(Dataset rows about figures)
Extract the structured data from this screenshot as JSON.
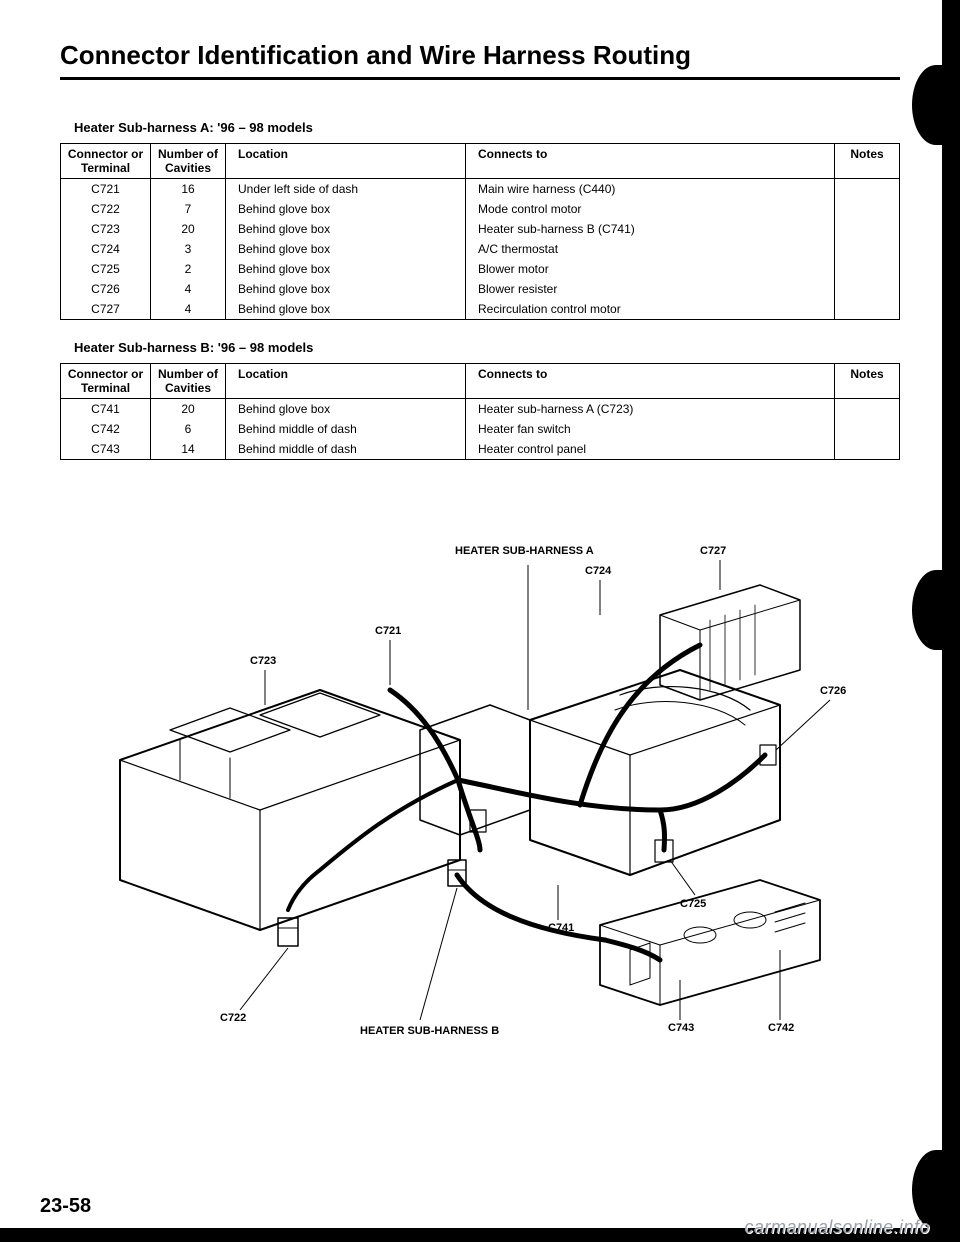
{
  "title": "Connector Identification and Wire Harness Routing",
  "page_number": "23-58",
  "watermark": "carmanualsonline.info",
  "sectionA": {
    "label": "Heater Sub-harness A: '96 – 98 models",
    "headers": [
      "Connector or Terminal",
      "Number of Cavities",
      "Location",
      "Connects to",
      "Notes"
    ],
    "rows": [
      {
        "conn": "C721",
        "cav": "16",
        "loc": "Under left side of dash",
        "ct": "Main wire harness (C440)",
        "notes": ""
      },
      {
        "conn": "C722",
        "cav": "7",
        "loc": "Behind glove box",
        "ct": "Mode control motor",
        "notes": ""
      },
      {
        "conn": "C723",
        "cav": "20",
        "loc": "Behind glove box",
        "ct": "Heater sub-harness B (C741)",
        "notes": ""
      },
      {
        "conn": "C724",
        "cav": "3",
        "loc": "Behind glove box",
        "ct": "A/C thermostat",
        "notes": ""
      },
      {
        "conn": "C725",
        "cav": "2",
        "loc": "Behind glove box",
        "ct": "Blower motor",
        "notes": ""
      },
      {
        "conn": "C726",
        "cav": "4",
        "loc": "Behind glove box",
        "ct": "Blower resister",
        "notes": ""
      },
      {
        "conn": "C727",
        "cav": "4",
        "loc": "Behind glove box",
        "ct": "Recirculation control motor",
        "notes": ""
      }
    ]
  },
  "sectionB": {
    "label": "Heater Sub-harness B: '96 – 98 models",
    "headers": [
      "Connector or Terminal",
      "Number of Cavities",
      "Location",
      "Connects to",
      "Notes"
    ],
    "rows": [
      {
        "conn": "C741",
        "cav": "20",
        "loc": "Behind glove box",
        "ct": "Heater sub-harness A (C723)",
        "notes": ""
      },
      {
        "conn": "C742",
        "cav": "6",
        "loc": "Behind middle of dash",
        "ct": "Heater fan switch",
        "notes": ""
      },
      {
        "conn": "C743",
        "cav": "14",
        "loc": "Behind middle of dash",
        "ct": "Heater control panel",
        "notes": ""
      }
    ]
  },
  "diagram": {
    "labels": {
      "harnessA": "HEATER SUB-HARNESS A",
      "harnessB": "HEATER SUB-HARNESS B",
      "c721": "C721",
      "c722": "C722",
      "c723": "C723",
      "c724": "C724",
      "c725": "C725",
      "c726": "C726",
      "c727": "C727",
      "c741": "C741",
      "c742": "C742",
      "c743": "C743"
    },
    "colors": {
      "stroke": "#000000",
      "fill": "#ffffff",
      "harness": "#000000"
    },
    "line_widths": {
      "outline": 2,
      "detail": 1.2,
      "harness": 5,
      "leader": 1
    }
  }
}
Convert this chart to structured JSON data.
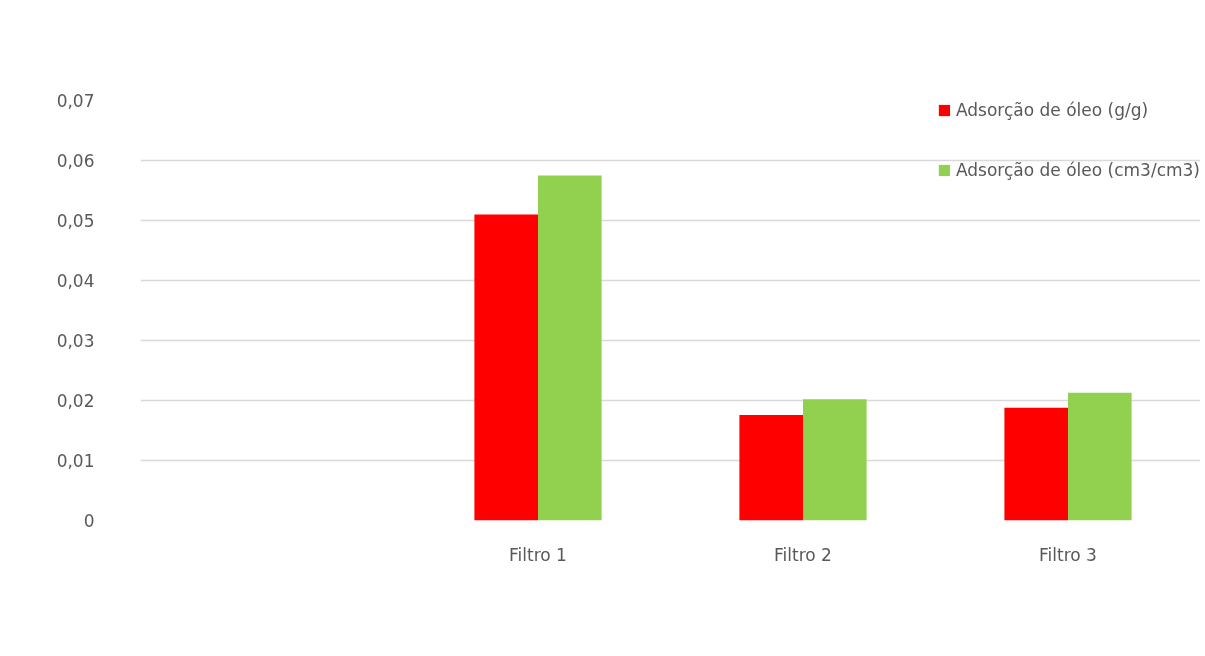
{
  "chart_data": {
    "type": "bar",
    "categories": [
      null,
      "Filtro 1",
      "Filtro 2",
      "Filtro 3"
    ],
    "series": [
      {
        "name": "Adsorção de óleo (g/g)",
        "color": "#ff0000",
        "values": [
          null,
          0.051,
          0.0176,
          0.0188
        ]
      },
      {
        "name": "Adsorção de óleo (cm3/cm3)",
        "color": "#92d050",
        "values": [
          null,
          0.0575,
          0.0202,
          0.0213
        ]
      }
    ],
    "ylim": [
      0,
      0.07
    ],
    "yticks": [
      {
        "value": 0,
        "label": "0"
      },
      {
        "value": 0.01,
        "label": "0,01"
      },
      {
        "value": 0.02,
        "label": "0,02"
      },
      {
        "value": 0.03,
        "label": "0,03"
      },
      {
        "value": 0.04,
        "label": "0,04"
      },
      {
        "value": 0.05,
        "label": "0,05"
      },
      {
        "value": 0.06,
        "label": "0,06"
      },
      {
        "value": 0.07,
        "label": "0,07"
      }
    ],
    "grid": "y",
    "legend": "top right"
  }
}
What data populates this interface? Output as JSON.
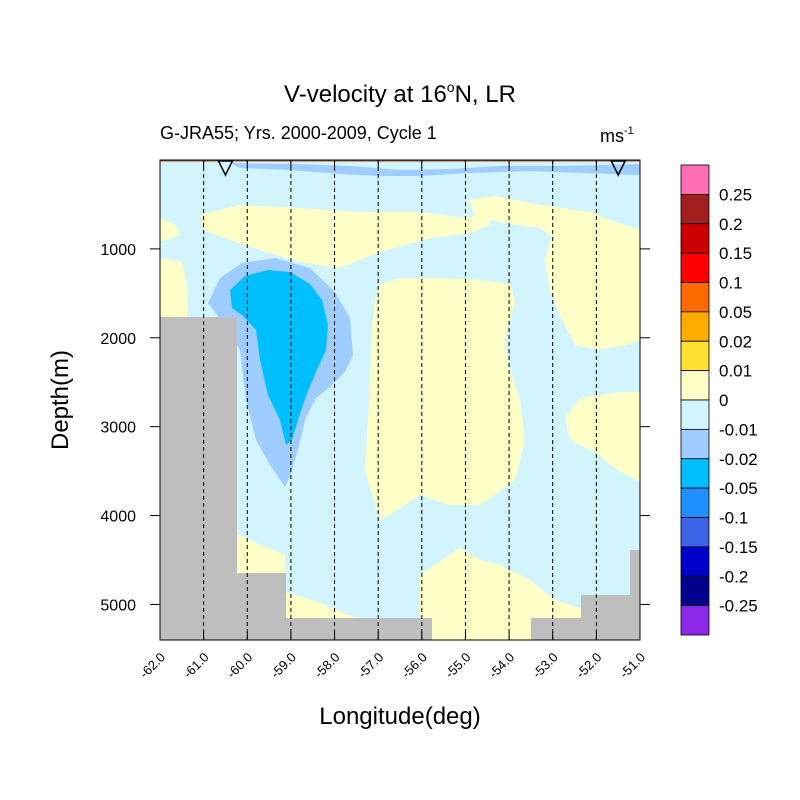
{
  "chart_data": {
    "type": "heatmap",
    "title": "V-velocity at 16",
    "title_superscript": "o",
    "title_suffix": "N, LR",
    "subtitle_left": "G-JRA55; Yrs. 2000-2009, Cycle 1",
    "units": "ms",
    "units_superscript": "-1",
    "xlabel": "Longitude(deg)",
    "ylabel": "Depth(m)",
    "xlim": [
      -62.0,
      -51.0
    ],
    "ylim": [
      5400,
      0
    ],
    "x_ticks": [
      -62.0,
      -61.0,
      -60.0,
      -59.0,
      -58.0,
      -57.0,
      -56.0,
      -55.0,
      -54.0,
      -53.0,
      -52.0,
      -51.0
    ],
    "x_tick_labels": [
      "-62.0",
      "-61.0",
      "-60.0",
      "-59.0",
      "-58.0",
      "-57.0",
      "-56.0",
      "-55.0",
      "-54.0",
      "-53.0",
      "-52.0",
      "-51.0"
    ],
    "y_ticks": [
      1000,
      2000,
      3000,
      4000,
      5000
    ],
    "y_tick_labels": [
      "1000",
      "2000",
      "3000",
      "4000",
      "5000"
    ],
    "gridlines": "vertical dashed at each longitude tick",
    "station_markers_lon": [
      -60.5,
      -51.5
    ],
    "colorbar": {
      "labels": [
        "0.25",
        "0.2",
        "0.15",
        "0.1",
        "0.05",
        "0.02",
        "0.01",
        "0",
        "-0.01",
        "-0.02",
        "-0.05",
        "-0.1",
        "-0.15",
        "-0.2",
        "-0.25"
      ],
      "colors": [
        "#ff6eb4",
        "#a01e1e",
        "#cc0000",
        "#ff0000",
        "#ff6a00",
        "#ffaa00",
        "#ffe033",
        "#ffffc8",
        "#d2f4fc",
        "#a0cdff",
        "#00bfff",
        "#1e90ff",
        "#3c64e6",
        "#0000cd",
        "#00008c",
        "#8c28e6"
      ]
    },
    "field_colors": {
      "pos_0_0.01": "#ffffc8",
      "neg_0_0.01": "#d2f4fc",
      "neg_0.01_0.02": "#a0cdff",
      "neg_0.02_0.05": "#00bfff",
      "bathymetry": "#bebebe",
      "surface_line": "#a0522d"
    },
    "bathymetry": [
      {
        "lon": [
          -62.0,
          -60.25
        ],
        "depth_top": 1770
      },
      {
        "lon": [
          -60.25,
          -59.1
        ],
        "depth_top": 4620
      },
      {
        "lon": [
          -59.1,
          -55.7
        ],
        "depth_top": 5120
      },
      {
        "lon": [
          -53.6,
          -52.5
        ],
        "depth_top": 5120
      },
      {
        "lon": [
          -52.5,
          -51.25
        ],
        "depth_top": 4880
      },
      {
        "lon": [
          -51.25,
          -51.0
        ],
        "depth_top": 4370
      }
    ],
    "core_min_velocity_region": {
      "lon_range": [
        -60.3,
        -59.0
      ],
      "depth_range": [
        1400,
        3150
      ],
      "value_band": "-0.02 to -0.05"
    }
  }
}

■ **Stated goal**: Reproduce all of the entries word for word, skipping any pictures they hold.

■ **Task response**:
Extract the structured data from this screenshot as JSON.
{
  "title": "Connector Identification and Wire Harness Routing",
  "page_number": "23-58",
  "watermark": "carmanualsonline.info",
  "sectionA": {
    "label": "Heater Sub-harness A: '96 – 98 models",
    "headers": [
      "Connector or Terminal",
      "Number of Cavities",
      "Location",
      "Connects to",
      "Notes"
    ],
    "rows": [
      {
        "conn": "C721",
        "cav": "16",
        "loc": "Under left side of dash",
        "ct": "Main wire harness (C440)",
        "notes": ""
      },
      {
        "conn": "C722",
        "cav": "7",
        "loc": "Behind glove box",
        "ct": "Mode control motor",
        "notes": ""
      },
      {
        "conn": "C723",
        "cav": "20",
        "loc": "Behind glove box",
        "ct": "Heater sub-harness B (C741)",
        "notes": ""
      },
      {
        "conn": "C724",
        "cav": "3",
        "loc": "Behind glove box",
        "ct": "A/C thermostat",
        "notes": ""
      },
      {
        "conn": "C725",
        "cav": "2",
        "loc": "Behind glove box",
        "ct": "Blower motor",
        "notes": ""
      },
      {
        "conn": "C726",
        "cav": "4",
        "loc": "Behind glove box",
        "ct": "Blower resister",
        "notes": ""
      },
      {
        "conn": "C727",
        "cav": "4",
        "loc": "Behind glove box",
        "ct": "Recirculation control motor",
        "notes": ""
      }
    ]
  },
  "sectionB": {
    "label": "Heater Sub-harness B: '96 – 98 models",
    "headers": [
      "Connector or Terminal",
      "Number of Cavities",
      "Location",
      "Connects to",
      "Notes"
    ],
    "rows": [
      {
        "conn": "C741",
        "cav": "20",
        "loc": "Behind glove box",
        "ct": "Heater sub-harness A (C723)",
        "notes": ""
      },
      {
        "conn": "C742",
        "cav": "6",
        "loc": "Behind middle of dash",
        "ct": "Heater fan switch",
        "notes": ""
      },
      {
        "conn": "C743",
        "cav": "14",
        "loc": "Behind middle of dash",
        "ct": "Heater control panel",
        "notes": ""
      }
    ]
  },
  "diagram": {
    "labels": {
      "harnessA": "HEATER SUB-HARNESS A",
      "harnessB": "HEATER SUB-HARNESS B",
      "c721": "C721",
      "c722": "C722",
      "c723": "C723",
      "c724": "C724",
      "c725": "C725",
      "c726": "C726",
      "c727": "C727",
      "c741": "C741",
      "c742": "C742",
      "c743": "C743"
    },
    "colors": {
      "stroke": "#000000",
      "fill": "#ffffff",
      "harness": "#000000"
    },
    "line_widths": {
      "outline": 2,
      "detail": 1.2,
      "harness": 5,
      "leader": 1
    }
  }
}
Convert this chart to structured JSON data.
{
  "chart_data": {
    "type": "bar",
    "categories": [
      null,
      "Filtro 1",
      "Filtro 2",
      "Filtro 3"
    ],
    "series": [
      {
        "name": "Adsorção de óleo (g/g)",
        "color": "#ff0000",
        "values": [
          null,
          0.051,
          0.0176,
          0.0188
        ]
      },
      {
        "name": "Adsorção de óleo (cm3/cm3)",
        "color": "#92d050",
        "values": [
          null,
          0.0575,
          0.0202,
          0.0213
        ]
      }
    ],
    "ylim": [
      0,
      0.07
    ],
    "yticks": [
      {
        "value": 0,
        "label": "0"
      },
      {
        "value": 0.01,
        "label": "0,01"
      },
      {
        "value": 0.02,
        "label": "0,02"
      },
      {
        "value": 0.03,
        "label": "0,03"
      },
      {
        "value": 0.04,
        "label": "0,04"
      },
      {
        "value": 0.05,
        "label": "0,05"
      },
      {
        "value": 0.06,
        "label": "0,06"
      },
      {
        "value": 0.07,
        "label": "0,07"
      }
    ],
    "grid": "y",
    "legend": "top right"
  }
}
What data populates this interface? Output as JSON.
{
  "chart_data": {
    "type": "heatmap",
    "title": "V-velocity at 16",
    "title_superscript": "o",
    "title_suffix": "N, LR",
    "subtitle_left": "G-JRA55; Yrs. 2000-2009, Cycle 1",
    "units": "ms",
    "units_superscript": "-1",
    "xlabel": "Longitude(deg)",
    "ylabel": "Depth(m)",
    "xlim": [
      -62.0,
      -51.0
    ],
    "ylim": [
      5400,
      0
    ],
    "x_ticks": [
      -62.0,
      -61.0,
      -60.0,
      -59.0,
      -58.0,
      -57.0,
      -56.0,
      -55.0,
      -54.0,
      -53.0,
      -52.0,
      -51.0
    ],
    "x_tick_labels": [
      "-62.0",
      "-61.0",
      "-60.0",
      "-59.0",
      "-58.0",
      "-57.0",
      "-56.0",
      "-55.0",
      "-54.0",
      "-53.0",
      "-52.0",
      "-51.0"
    ],
    "y_ticks": [
      1000,
      2000,
      3000,
      4000,
      5000
    ],
    "y_tick_labels": [
      "1000",
      "2000",
      "3000",
      "4000",
      "5000"
    ],
    "gridlines": "vertical dashed at each longitude tick",
    "station_markers_lon": [
      -60.5,
      -51.5
    ],
    "colorbar": {
      "labels": [
        "0.25",
        "0.2",
        "0.15",
        "0.1",
        "0.05",
        "0.02",
        "0.01",
        "0",
        "-0.01",
        "-0.02",
        "-0.05",
        "-0.1",
        "-0.15",
        "-0.2",
        "-0.25"
      ],
      "colors": [
        "#ff6eb4",
        "#a01e1e",
        "#cc0000",
        "#ff0000",
        "#ff6a00",
        "#ffaa00",
        "#ffe033",
        "#ffffc8",
        "#d2f4fc",
        "#a0cdff",
        "#00bfff",
        "#1e90ff",
        "#3c64e6",
        "#0000cd",
        "#00008c",
        "#8c28e6"
      ]
    },
    "field_colors": {
      "pos_0_0.01": "#ffffc8",
      "neg_0_0.01": "#d2f4fc",
      "neg_0.01_0.02": "#a0cdff",
      "neg_0.02_0.05": "#00bfff",
      "bathymetry": "#bebebe",
      "surface_line": "#a0522d"
    },
    "bathymetry": [
      {
        "lon": [
          -62.0,
          -60.25
        ],
        "depth_top": 1770
      },
      {
        "lon": [
          -60.25,
          -59.1
        ],
        "depth_top": 4620
      },
      {
        "lon": [
          -59.1,
          -55.7
        ],
        "depth_top": 5120
      },
      {
        "lon": [
          -53.6,
          -52.5
        ],
        "depth_top": 5120
      },
      {
        "lon": [
          -52.5,
          -51.25
        ],
        "depth_top": 4880
      },
      {
        "lon": [
          -51.25,
          -51.0
        ],
        "depth_top": 4370
      }
    ],
    "core_min_velocity_region": {
      "lon_range": [
        -60.3,
        -59.0
      ],
      "depth_range": [
        1400,
        3150
      ],
      "value_band": "-0.02 to -0.05"
    }
  }
}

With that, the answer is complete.